• YOUR TASK: Find each item that contains the string "reagent" and copy those items in full. Matching is case-sensitive.
:: RECORD LIST ::
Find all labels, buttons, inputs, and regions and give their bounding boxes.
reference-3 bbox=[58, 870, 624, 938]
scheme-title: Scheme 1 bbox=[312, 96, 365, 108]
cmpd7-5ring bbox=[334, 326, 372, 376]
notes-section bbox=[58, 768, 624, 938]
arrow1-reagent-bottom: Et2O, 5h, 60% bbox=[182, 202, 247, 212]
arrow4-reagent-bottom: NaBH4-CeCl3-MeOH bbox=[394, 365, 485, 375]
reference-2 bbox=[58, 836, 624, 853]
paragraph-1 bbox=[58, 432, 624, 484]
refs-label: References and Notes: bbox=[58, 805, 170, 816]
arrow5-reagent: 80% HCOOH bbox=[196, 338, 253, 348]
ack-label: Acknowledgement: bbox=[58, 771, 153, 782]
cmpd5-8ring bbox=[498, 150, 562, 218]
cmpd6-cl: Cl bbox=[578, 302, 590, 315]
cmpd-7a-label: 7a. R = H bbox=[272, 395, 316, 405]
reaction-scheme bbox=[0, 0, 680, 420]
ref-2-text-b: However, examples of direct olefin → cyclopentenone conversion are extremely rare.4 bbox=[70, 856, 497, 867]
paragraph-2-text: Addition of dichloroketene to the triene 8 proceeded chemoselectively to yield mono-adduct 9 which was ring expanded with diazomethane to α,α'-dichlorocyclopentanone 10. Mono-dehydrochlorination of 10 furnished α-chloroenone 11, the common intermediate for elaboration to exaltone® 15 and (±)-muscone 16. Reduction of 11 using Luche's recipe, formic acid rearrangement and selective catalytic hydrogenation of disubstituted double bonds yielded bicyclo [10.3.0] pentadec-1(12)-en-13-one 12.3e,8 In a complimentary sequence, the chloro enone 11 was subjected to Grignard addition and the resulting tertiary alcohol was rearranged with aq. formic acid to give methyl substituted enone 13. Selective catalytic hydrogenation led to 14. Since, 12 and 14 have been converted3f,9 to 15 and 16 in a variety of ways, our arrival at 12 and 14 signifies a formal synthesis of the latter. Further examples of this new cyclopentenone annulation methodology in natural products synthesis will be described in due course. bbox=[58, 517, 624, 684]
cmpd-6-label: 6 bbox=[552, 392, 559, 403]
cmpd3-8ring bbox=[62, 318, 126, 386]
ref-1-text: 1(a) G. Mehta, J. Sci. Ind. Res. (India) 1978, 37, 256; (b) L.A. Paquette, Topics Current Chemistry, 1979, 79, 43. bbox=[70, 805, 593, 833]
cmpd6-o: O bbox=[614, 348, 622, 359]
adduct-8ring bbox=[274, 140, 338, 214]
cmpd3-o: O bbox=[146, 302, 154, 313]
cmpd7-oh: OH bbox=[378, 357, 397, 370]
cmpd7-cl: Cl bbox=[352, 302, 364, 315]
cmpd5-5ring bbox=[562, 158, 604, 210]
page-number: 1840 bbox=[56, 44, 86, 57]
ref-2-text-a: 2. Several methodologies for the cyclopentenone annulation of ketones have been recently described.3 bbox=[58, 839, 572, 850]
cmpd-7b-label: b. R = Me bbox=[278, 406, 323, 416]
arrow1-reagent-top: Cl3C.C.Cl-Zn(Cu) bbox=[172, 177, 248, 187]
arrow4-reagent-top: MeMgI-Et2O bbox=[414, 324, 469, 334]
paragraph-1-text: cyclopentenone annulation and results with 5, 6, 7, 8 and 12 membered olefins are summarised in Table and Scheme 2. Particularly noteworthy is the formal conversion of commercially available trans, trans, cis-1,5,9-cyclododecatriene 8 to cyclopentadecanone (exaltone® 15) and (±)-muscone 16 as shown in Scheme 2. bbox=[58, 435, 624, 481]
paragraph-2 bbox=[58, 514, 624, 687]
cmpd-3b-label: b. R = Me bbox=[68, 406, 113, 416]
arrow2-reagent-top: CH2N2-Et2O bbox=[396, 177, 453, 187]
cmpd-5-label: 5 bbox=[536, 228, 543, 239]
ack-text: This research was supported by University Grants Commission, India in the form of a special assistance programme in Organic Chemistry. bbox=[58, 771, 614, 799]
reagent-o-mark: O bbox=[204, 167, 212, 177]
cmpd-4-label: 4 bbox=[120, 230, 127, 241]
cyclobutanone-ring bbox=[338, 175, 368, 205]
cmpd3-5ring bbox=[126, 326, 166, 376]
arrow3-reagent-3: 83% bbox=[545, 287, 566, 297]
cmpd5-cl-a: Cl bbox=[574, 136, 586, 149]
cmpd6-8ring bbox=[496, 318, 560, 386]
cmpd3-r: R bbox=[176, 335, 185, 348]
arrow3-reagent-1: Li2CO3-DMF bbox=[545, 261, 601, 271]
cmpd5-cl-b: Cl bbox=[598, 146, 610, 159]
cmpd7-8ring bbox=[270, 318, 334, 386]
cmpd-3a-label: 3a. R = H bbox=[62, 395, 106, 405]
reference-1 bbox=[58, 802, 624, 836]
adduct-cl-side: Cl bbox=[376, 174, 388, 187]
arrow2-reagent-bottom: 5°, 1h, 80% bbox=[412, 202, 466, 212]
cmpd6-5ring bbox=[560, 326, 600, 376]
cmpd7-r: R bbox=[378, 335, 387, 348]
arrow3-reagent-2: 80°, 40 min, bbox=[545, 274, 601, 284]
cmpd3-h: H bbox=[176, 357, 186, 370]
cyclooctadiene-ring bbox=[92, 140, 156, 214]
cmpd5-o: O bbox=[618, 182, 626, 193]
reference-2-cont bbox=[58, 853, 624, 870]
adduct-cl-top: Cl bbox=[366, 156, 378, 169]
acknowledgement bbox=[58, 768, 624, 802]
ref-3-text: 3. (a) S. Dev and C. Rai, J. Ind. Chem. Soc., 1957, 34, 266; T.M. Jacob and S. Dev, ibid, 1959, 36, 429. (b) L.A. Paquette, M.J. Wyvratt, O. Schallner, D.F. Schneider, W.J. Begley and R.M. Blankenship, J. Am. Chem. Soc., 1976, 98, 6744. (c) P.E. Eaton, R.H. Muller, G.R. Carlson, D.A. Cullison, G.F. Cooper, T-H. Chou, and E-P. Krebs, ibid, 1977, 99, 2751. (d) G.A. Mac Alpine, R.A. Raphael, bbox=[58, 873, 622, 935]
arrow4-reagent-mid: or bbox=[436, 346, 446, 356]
:::
• EXPECTED OUTPUT:
arrow1-reagent-bottom: Et2O, 5h, 60% bbox=[182, 202, 247, 212]
arrow4-reagent-bottom: NaBH4-CeCl3-MeOH bbox=[394, 365, 485, 375]
arrow5-reagent: 80% HCOOH bbox=[196, 338, 253, 348]
arrow1-reagent-top: Cl3C.C.Cl-Zn(Cu) bbox=[172, 177, 248, 187]
arrow4-reagent-top: MeMgI-Et2O bbox=[414, 324, 469, 334]
arrow2-reagent-top: CH2N2-Et2O bbox=[396, 177, 453, 187]
reagent-o-mark: O bbox=[204, 167, 212, 177]
arrow3-reagent-3: 83% bbox=[545, 287, 566, 297]
arrow3-reagent-1: Li2CO3-DMF bbox=[545, 261, 601, 271]
arrow2-reagent-bottom: 5°, 1h, 80% bbox=[412, 202, 466, 212]
arrow3-reagent-2: 80°, 40 min, bbox=[545, 274, 601, 284]
arrow4-reagent-mid: or bbox=[436, 346, 446, 356]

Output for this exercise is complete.